● **Problem to work on**
All of the data below must be repeated exactly.

Data entries for graphics:
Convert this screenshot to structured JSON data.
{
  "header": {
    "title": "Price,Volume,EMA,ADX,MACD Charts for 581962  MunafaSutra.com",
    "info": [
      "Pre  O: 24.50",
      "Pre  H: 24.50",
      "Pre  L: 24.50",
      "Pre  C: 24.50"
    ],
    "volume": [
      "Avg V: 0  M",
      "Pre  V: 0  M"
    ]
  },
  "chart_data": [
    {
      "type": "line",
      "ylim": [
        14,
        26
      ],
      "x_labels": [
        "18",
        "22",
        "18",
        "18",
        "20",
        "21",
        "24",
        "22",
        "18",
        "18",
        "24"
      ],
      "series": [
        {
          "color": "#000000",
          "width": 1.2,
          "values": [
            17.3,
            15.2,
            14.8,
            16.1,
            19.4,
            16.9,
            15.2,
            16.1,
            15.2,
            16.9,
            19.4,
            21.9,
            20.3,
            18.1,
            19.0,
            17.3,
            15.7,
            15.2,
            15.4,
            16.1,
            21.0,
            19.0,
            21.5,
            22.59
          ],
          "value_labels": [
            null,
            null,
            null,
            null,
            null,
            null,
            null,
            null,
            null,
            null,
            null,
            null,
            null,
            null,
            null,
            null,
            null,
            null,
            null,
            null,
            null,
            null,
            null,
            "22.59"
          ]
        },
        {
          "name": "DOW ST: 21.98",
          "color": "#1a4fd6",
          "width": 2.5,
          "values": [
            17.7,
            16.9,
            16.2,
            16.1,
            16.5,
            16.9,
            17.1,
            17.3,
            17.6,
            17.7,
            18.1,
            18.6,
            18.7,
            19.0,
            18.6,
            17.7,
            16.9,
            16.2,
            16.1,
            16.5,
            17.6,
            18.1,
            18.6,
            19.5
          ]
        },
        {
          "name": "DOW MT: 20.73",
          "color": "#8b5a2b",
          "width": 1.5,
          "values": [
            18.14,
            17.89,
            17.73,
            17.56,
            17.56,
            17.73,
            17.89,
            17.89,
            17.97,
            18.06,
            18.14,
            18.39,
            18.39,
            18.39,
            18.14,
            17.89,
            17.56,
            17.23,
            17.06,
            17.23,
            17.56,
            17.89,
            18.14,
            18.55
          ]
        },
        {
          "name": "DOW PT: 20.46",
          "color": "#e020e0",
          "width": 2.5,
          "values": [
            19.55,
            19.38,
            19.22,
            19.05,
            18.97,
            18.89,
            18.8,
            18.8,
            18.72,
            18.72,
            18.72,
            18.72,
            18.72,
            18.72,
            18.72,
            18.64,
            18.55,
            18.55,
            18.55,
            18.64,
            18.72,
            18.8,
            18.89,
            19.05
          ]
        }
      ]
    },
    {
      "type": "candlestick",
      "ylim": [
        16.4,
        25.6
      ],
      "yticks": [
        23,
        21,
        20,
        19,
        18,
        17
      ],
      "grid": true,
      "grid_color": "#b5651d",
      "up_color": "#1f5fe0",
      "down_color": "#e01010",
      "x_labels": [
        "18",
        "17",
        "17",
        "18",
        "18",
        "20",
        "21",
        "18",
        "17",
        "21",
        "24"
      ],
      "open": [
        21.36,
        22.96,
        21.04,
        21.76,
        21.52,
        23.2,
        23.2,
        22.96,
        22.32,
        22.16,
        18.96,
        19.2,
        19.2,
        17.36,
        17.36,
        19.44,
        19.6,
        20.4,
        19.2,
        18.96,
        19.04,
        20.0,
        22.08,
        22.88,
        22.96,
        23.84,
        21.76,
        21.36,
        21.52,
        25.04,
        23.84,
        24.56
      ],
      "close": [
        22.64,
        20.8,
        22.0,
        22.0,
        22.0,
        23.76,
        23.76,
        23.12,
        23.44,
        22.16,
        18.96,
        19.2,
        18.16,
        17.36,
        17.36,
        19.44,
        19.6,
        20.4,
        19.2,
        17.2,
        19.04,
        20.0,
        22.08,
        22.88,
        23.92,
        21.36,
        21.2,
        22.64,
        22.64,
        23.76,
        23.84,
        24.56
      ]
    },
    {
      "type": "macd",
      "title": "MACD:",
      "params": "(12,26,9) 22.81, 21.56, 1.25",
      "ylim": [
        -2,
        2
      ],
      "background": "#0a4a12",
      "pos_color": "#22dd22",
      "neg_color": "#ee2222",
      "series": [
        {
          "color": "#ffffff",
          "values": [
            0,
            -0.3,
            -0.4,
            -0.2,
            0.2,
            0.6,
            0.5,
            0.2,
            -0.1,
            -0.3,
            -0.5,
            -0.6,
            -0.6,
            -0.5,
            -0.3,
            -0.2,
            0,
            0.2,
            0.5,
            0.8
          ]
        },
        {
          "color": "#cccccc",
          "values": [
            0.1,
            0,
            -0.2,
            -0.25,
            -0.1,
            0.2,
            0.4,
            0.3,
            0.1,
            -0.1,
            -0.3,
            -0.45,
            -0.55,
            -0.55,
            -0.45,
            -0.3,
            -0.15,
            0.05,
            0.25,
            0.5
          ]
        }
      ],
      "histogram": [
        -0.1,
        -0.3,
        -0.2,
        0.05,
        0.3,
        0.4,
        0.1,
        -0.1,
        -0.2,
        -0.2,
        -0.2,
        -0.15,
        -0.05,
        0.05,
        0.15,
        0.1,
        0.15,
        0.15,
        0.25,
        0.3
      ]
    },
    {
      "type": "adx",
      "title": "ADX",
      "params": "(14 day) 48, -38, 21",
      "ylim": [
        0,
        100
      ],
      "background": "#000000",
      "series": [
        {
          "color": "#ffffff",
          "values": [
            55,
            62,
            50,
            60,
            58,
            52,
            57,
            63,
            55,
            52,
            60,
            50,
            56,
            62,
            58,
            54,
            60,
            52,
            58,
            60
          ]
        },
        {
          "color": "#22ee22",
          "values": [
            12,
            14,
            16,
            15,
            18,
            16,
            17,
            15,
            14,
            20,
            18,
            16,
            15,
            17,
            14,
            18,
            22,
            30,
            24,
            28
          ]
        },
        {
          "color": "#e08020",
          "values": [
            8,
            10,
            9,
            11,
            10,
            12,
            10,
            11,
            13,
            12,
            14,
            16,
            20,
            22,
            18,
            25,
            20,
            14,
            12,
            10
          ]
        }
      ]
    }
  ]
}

● **Answer in full**
Convert this screenshot to structured JSON data.
{
  "header": {
    "title": "Price,Volume,EMA,ADX,MACD Charts for 581962  MunafaSutra.com",
    "info": [
      "Pre  O: 24.50",
      "Pre  H: 24.50",
      "Pre  L: 24.50",
      "Pre  C: 24.50"
    ],
    "volume": [
      "Avg V: 0  M",
      "Pre  V: 0  M"
    ]
  },
  "chart_data": [
    {
      "type": "line",
      "ylim": [
        14,
        26
      ],
      "x_labels": [
        "18",
        "22",
        "18",
        "18",
        "20",
        "21",
        "24",
        "22",
        "18",
        "18",
        "24"
      ],
      "series": [
        {
          "color": "#000000",
          "width": 1.2,
          "values": [
            17.3,
            15.2,
            14.8,
            16.1,
            19.4,
            16.9,
            15.2,
            16.1,
            15.2,
            16.9,
            19.4,
            21.9,
            20.3,
            18.1,
            19.0,
            17.3,
            15.7,
            15.2,
            15.4,
            16.1,
            21.0,
            19.0,
            21.5,
            22.59
          ],
          "value_labels": [
            null,
            null,
            null,
            null,
            null,
            null,
            null,
            null,
            null,
            null,
            null,
            null,
            null,
            null,
            null,
            null,
            null,
            null,
            null,
            null,
            null,
            null,
            null,
            "22.59"
          ]
        },
        {
          "name": "DOW ST: 21.98",
          "color": "#1a4fd6",
          "width": 2.5,
          "values": [
            17.7,
            16.9,
            16.2,
            16.1,
            16.5,
            16.9,
            17.1,
            17.3,
            17.6,
            17.7,
            18.1,
            18.6,
            18.7,
            19.0,
            18.6,
            17.7,
            16.9,
            16.2,
            16.1,
            16.5,
            17.6,
            18.1,
            18.6,
            19.5
          ]
        },
        {
          "name": "DOW MT: 20.73",
          "color": "#8b5a2b",
          "width": 1.5,
          "values": [
            18.14,
            17.89,
            17.73,
            17.56,
            17.56,
            17.73,
            17.89,
            17.89,
            17.97,
            18.06,
            18.14,
            18.39,
            18.39,
            18.39,
            18.14,
            17.89,
            17.56,
            17.23,
            17.06,
            17.23,
            17.56,
            17.89,
            18.14,
            18.55
          ]
        },
        {
          "name": "DOW PT: 20.46",
          "color": "#e020e0",
          "width": 2.5,
          "values": [
            19.55,
            19.38,
            19.22,
            19.05,
            18.97,
            18.89,
            18.8,
            18.8,
            18.72,
            18.72,
            18.72,
            18.72,
            18.72,
            18.72,
            18.72,
            18.64,
            18.55,
            18.55,
            18.55,
            18.64,
            18.72,
            18.8,
            18.89,
            19.05
          ]
        }
      ]
    },
    {
      "type": "candlestick",
      "ylim": [
        16.4,
        25.6
      ],
      "yticks": [
        23,
        21,
        20,
        19,
        18,
        17
      ],
      "grid": true,
      "grid_color": "#b5651d",
      "up_color": "#1f5fe0",
      "down_color": "#e01010",
      "x_labels": [
        "18",
        "17",
        "17",
        "18",
        "18",
        "20",
        "21",
        "18",
        "17",
        "21",
        "24"
      ],
      "open": [
        21.36,
        22.96,
        21.04,
        21.76,
        21.52,
        23.2,
        23.2,
        22.96,
        22.32,
        22.16,
        18.96,
        19.2,
        19.2,
        17.36,
        17.36,
        19.44,
        19.6,
        20.4,
        19.2,
        18.96,
        19.04,
        20.0,
        22.08,
        22.88,
        22.96,
        23.84,
        21.76,
        21.36,
        21.52,
        25.04,
        23.84,
        24.56
      ],
      "close": [
        22.64,
        20.8,
        22.0,
        22.0,
        22.0,
        23.76,
        23.76,
        23.12,
        23.44,
        22.16,
        18.96,
        19.2,
        18.16,
        17.36,
        17.36,
        19.44,
        19.6,
        20.4,
        19.2,
        17.2,
        19.04,
        20.0,
        22.08,
        22.88,
        23.92,
        21.36,
        21.2,
        22.64,
        22.64,
        23.76,
        23.84,
        24.56
      ]
    },
    {
      "type": "macd",
      "title": "MACD:",
      "params": "(12,26,9) 22.81, 21.56, 1.25",
      "ylim": [
        -2,
        2
      ],
      "background": "#0a4a12",
      "pos_color": "#22dd22",
      "neg_color": "#ee2222",
      "series": [
        {
          "color": "#ffffff",
          "values": [
            0,
            -0.3,
            -0.4,
            -0.2,
            0.2,
            0.6,
            0.5,
            0.2,
            -0.1,
            -0.3,
            -0.5,
            -0.6,
            -0.6,
            -0.5,
            -0.3,
            -0.2,
            0,
            0.2,
            0.5,
            0.8
          ]
        },
        {
          "color": "#cccccc",
          "values": [
            0.1,
            0,
            -0.2,
            -0.25,
            -0.1,
            0.2,
            0.4,
            0.3,
            0.1,
            -0.1,
            -0.3,
            -0.45,
            -0.55,
            -0.55,
            -0.45,
            -0.3,
            -0.15,
            0.05,
            0.25,
            0.5
          ]
        }
      ],
      "histogram": [
        -0.1,
        -0.3,
        -0.2,
        0.05,
        0.3,
        0.4,
        0.1,
        -0.1,
        -0.2,
        -0.2,
        -0.2,
        -0.15,
        -0.05,
        0.05,
        0.15,
        0.1,
        0.15,
        0.15,
        0.25,
        0.3
      ]
    },
    {
      "type": "adx",
      "title": "ADX",
      "params": "(14 day) 48, -38, 21",
      "ylim": [
        0,
        100
      ],
      "background": "#000000",
      "series": [
        {
          "color": "#ffffff",
          "values": [
            55,
            62,
            50,
            60,
            58,
            52,
            57,
            63,
            55,
            52,
            60,
            50,
            56,
            62,
            58,
            54,
            60,
            52,
            58,
            60
          ]
        },
        {
          "color": "#22ee22",
          "values": [
            12,
            14,
            16,
            15,
            18,
            16,
            17,
            15,
            14,
            20,
            18,
            16,
            15,
            17,
            14,
            18,
            22,
            30,
            24,
            28
          ]
        },
        {
          "color": "#e08020",
          "values": [
            8,
            10,
            9,
            11,
            10,
            12,
            10,
            11,
            13,
            12,
            14,
            16,
            20,
            22,
            18,
            25,
            20,
            14,
            12,
            10
          ]
        }
      ]
    }
  ]
}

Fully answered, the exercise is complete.